***** Provided data *****

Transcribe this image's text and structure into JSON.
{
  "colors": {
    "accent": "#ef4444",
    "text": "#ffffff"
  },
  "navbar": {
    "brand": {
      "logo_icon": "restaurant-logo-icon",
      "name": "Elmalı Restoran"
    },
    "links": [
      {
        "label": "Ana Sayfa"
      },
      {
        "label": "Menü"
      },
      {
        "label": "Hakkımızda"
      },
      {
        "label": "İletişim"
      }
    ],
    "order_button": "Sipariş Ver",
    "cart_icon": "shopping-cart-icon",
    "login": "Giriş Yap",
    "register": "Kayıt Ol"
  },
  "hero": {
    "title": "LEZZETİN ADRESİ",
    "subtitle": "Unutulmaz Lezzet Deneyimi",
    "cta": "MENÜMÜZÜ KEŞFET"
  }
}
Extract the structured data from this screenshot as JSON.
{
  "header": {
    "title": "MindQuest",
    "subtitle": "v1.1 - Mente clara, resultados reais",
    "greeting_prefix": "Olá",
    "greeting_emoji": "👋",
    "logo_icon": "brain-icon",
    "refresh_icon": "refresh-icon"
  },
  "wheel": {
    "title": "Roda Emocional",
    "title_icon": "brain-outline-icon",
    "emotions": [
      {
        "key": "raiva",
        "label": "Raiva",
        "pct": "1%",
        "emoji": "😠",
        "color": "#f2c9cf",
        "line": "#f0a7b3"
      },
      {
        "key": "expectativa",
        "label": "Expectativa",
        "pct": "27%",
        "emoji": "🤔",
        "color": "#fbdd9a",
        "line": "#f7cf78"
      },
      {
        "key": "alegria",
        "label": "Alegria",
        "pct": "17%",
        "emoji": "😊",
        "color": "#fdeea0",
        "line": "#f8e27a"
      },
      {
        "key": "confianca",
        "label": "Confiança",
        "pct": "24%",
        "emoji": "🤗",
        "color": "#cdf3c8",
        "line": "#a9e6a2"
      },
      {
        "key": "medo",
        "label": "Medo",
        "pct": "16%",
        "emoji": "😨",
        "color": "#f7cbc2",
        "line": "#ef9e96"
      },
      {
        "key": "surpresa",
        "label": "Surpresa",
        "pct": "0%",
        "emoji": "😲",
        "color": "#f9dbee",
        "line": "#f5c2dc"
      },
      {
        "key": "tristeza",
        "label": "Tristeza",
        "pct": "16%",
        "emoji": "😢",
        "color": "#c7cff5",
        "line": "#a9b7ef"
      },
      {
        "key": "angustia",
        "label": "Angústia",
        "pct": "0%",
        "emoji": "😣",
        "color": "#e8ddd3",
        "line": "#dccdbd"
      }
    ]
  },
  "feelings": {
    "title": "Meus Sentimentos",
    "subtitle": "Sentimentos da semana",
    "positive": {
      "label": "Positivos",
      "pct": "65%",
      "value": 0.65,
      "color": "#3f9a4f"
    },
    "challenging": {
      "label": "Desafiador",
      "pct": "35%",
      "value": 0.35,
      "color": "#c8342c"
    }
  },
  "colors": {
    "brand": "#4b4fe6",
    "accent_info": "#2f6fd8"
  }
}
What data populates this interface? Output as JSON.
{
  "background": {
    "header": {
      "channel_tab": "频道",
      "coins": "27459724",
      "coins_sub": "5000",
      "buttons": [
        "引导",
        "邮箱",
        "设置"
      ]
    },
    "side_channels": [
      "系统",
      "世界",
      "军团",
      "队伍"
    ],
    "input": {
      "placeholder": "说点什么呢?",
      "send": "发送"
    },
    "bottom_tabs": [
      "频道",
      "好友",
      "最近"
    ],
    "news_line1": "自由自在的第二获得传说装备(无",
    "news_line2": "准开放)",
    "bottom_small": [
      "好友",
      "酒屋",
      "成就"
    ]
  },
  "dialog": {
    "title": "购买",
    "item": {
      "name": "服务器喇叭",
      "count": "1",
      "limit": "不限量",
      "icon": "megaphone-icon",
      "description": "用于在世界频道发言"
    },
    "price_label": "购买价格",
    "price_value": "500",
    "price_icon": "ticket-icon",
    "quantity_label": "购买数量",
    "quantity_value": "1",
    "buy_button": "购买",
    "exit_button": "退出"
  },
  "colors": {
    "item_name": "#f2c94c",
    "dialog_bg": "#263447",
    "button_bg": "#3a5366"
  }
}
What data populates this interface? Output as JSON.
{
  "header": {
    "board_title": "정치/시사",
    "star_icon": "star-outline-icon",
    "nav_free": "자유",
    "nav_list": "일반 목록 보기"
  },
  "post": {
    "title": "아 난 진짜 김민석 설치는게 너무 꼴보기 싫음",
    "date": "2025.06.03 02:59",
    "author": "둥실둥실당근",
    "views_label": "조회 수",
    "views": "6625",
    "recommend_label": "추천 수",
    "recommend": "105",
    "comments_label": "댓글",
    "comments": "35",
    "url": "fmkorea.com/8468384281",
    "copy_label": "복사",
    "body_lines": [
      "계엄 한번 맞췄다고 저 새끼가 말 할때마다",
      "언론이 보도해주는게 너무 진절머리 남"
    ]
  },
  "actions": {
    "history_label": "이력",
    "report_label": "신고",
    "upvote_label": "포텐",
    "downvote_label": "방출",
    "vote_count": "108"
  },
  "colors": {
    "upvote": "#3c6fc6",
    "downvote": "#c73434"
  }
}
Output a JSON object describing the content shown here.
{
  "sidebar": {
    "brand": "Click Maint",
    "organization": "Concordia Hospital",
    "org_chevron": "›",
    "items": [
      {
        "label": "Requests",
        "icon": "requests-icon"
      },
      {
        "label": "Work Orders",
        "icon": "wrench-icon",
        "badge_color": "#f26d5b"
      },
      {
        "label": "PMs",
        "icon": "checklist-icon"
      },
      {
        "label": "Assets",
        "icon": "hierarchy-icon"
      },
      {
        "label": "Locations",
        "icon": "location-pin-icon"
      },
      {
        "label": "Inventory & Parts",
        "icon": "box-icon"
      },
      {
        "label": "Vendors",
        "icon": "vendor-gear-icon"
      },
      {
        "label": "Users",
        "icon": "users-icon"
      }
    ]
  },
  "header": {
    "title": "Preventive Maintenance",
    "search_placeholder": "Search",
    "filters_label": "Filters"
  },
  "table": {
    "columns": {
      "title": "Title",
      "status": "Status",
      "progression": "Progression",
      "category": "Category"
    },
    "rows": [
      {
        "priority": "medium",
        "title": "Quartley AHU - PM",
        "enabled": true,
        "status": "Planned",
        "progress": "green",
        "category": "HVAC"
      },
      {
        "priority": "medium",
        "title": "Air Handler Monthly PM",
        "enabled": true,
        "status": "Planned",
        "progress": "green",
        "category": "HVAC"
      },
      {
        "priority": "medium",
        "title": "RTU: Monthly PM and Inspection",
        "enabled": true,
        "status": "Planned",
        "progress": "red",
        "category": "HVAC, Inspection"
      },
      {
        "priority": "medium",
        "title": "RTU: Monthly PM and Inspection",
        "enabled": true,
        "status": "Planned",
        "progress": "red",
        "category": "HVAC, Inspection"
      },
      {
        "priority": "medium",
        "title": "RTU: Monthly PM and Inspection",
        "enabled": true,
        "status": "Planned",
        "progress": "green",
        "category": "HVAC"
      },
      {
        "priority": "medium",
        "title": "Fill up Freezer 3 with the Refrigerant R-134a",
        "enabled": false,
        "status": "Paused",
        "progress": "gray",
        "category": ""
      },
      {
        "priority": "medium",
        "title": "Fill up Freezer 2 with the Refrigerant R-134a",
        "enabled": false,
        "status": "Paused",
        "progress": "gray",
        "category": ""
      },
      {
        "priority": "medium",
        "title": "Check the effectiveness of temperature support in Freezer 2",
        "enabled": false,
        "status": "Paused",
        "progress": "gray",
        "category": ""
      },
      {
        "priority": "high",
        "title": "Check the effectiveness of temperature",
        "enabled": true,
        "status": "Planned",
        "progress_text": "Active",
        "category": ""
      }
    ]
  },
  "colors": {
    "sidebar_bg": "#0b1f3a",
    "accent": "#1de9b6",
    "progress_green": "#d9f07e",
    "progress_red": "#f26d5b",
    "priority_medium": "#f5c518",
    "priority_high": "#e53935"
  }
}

*****

Exercise brief: Going through the entries above, report how many lines include the string "subtitle". The number alone is the answer.

Finished task: 3